◆ **Written task**
Lift out each line of the data that holds "from".

◆ **The data**
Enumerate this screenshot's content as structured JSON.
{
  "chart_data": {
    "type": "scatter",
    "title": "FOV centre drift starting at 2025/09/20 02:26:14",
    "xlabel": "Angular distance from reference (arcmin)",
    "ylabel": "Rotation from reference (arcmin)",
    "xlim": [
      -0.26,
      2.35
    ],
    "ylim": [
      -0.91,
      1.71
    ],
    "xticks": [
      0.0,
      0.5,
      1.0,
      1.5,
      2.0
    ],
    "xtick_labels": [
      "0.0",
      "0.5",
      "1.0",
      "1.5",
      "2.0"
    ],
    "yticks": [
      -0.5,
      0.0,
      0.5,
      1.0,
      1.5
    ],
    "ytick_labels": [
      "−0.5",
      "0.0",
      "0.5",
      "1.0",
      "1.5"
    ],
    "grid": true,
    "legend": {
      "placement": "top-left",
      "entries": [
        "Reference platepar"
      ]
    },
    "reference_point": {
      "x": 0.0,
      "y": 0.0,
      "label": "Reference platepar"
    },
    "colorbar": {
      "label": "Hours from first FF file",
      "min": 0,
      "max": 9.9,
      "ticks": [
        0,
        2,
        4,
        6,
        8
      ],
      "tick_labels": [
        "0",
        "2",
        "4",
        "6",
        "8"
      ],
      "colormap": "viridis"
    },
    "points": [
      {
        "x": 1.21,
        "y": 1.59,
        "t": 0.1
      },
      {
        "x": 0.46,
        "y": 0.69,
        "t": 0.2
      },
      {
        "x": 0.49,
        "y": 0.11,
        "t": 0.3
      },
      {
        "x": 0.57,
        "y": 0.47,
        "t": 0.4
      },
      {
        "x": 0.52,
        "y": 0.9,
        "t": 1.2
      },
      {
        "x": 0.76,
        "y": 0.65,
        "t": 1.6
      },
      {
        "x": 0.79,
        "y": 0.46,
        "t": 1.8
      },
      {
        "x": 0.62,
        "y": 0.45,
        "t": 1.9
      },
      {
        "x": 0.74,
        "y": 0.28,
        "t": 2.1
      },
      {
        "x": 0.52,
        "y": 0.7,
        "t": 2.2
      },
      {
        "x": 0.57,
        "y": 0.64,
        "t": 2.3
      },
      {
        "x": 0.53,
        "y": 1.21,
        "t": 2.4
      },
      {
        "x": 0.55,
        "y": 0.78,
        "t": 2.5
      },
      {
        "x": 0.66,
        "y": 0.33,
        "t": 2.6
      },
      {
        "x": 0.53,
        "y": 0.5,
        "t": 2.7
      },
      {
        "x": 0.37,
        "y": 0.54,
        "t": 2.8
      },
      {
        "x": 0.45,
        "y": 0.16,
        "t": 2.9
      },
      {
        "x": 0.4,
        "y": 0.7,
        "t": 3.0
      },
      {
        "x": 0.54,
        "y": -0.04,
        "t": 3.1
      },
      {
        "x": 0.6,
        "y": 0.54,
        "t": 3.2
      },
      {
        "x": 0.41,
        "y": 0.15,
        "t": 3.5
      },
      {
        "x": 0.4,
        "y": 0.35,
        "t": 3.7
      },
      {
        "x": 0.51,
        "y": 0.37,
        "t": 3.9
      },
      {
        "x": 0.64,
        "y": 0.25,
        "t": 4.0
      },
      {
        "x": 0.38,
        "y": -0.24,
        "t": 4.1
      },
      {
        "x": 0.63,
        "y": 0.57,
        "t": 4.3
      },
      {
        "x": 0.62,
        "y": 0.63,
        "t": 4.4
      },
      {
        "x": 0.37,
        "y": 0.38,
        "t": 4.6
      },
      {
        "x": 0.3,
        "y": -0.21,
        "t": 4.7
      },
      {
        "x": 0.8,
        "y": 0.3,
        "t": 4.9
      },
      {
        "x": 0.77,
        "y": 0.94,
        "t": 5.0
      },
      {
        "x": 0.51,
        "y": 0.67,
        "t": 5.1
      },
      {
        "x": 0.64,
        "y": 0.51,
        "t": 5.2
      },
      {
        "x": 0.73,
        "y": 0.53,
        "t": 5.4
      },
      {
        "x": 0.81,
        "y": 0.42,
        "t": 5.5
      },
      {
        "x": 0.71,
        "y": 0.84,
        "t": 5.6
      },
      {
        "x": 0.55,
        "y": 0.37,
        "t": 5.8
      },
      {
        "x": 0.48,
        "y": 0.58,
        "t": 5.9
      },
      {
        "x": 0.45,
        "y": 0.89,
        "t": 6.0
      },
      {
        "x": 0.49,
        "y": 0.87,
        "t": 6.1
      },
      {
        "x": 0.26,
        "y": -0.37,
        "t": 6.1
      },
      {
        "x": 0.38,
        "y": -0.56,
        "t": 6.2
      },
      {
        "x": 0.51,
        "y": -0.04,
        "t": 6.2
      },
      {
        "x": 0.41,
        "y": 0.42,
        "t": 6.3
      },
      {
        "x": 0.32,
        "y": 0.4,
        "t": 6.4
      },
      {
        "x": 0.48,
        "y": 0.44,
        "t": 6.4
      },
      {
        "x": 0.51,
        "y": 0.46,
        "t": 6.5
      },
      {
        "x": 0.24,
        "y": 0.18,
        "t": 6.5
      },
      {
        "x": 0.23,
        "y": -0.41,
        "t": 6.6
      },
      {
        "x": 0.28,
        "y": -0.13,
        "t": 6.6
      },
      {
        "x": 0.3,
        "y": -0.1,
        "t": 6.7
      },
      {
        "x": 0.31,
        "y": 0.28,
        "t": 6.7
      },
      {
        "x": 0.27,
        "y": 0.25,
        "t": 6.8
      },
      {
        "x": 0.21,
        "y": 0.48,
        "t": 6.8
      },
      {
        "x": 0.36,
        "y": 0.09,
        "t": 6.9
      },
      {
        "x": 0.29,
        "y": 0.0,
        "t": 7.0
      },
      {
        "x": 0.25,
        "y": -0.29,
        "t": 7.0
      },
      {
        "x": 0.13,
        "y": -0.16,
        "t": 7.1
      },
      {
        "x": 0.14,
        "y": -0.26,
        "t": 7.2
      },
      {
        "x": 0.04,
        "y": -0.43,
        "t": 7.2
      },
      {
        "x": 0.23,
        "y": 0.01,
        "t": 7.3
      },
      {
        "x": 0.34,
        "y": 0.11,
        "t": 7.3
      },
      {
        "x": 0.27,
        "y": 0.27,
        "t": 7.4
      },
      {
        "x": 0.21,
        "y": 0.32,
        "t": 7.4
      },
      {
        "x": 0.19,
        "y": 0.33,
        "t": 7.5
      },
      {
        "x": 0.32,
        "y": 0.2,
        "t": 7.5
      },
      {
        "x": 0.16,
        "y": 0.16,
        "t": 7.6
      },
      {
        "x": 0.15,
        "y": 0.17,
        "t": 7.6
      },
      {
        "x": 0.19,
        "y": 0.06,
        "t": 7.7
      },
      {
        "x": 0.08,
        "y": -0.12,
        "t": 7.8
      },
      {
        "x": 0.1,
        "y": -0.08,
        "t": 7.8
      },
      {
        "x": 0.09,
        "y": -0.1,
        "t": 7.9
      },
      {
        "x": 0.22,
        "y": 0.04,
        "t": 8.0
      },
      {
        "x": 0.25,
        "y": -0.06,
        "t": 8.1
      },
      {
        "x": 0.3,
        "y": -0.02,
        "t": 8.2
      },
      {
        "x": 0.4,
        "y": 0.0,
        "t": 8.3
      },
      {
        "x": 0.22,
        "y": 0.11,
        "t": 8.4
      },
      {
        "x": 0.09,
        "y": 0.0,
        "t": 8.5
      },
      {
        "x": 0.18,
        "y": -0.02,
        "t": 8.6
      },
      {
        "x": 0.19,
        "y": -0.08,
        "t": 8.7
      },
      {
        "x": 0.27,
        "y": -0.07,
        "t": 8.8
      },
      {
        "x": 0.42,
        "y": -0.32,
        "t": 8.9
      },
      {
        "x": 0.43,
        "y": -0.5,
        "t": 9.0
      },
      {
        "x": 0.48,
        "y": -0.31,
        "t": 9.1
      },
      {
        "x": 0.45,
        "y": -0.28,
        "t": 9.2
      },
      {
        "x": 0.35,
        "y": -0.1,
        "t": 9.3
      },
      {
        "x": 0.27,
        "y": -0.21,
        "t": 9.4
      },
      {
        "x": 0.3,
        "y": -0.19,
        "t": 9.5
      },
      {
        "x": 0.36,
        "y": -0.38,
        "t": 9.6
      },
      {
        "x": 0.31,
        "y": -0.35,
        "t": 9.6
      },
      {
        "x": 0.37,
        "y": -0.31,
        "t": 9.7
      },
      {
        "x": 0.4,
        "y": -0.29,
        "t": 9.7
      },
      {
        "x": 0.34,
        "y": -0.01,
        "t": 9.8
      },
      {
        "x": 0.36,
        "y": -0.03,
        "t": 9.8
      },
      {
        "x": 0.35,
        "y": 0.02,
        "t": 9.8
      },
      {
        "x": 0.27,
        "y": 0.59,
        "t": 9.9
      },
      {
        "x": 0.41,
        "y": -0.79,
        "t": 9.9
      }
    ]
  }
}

◆ **Result of this exercise**
    "xlabel": "Angular distance from reference (arcmin)",
    "ylabel": "Rotation from reference (arcmin)",
      "label": "Hours from first FF file",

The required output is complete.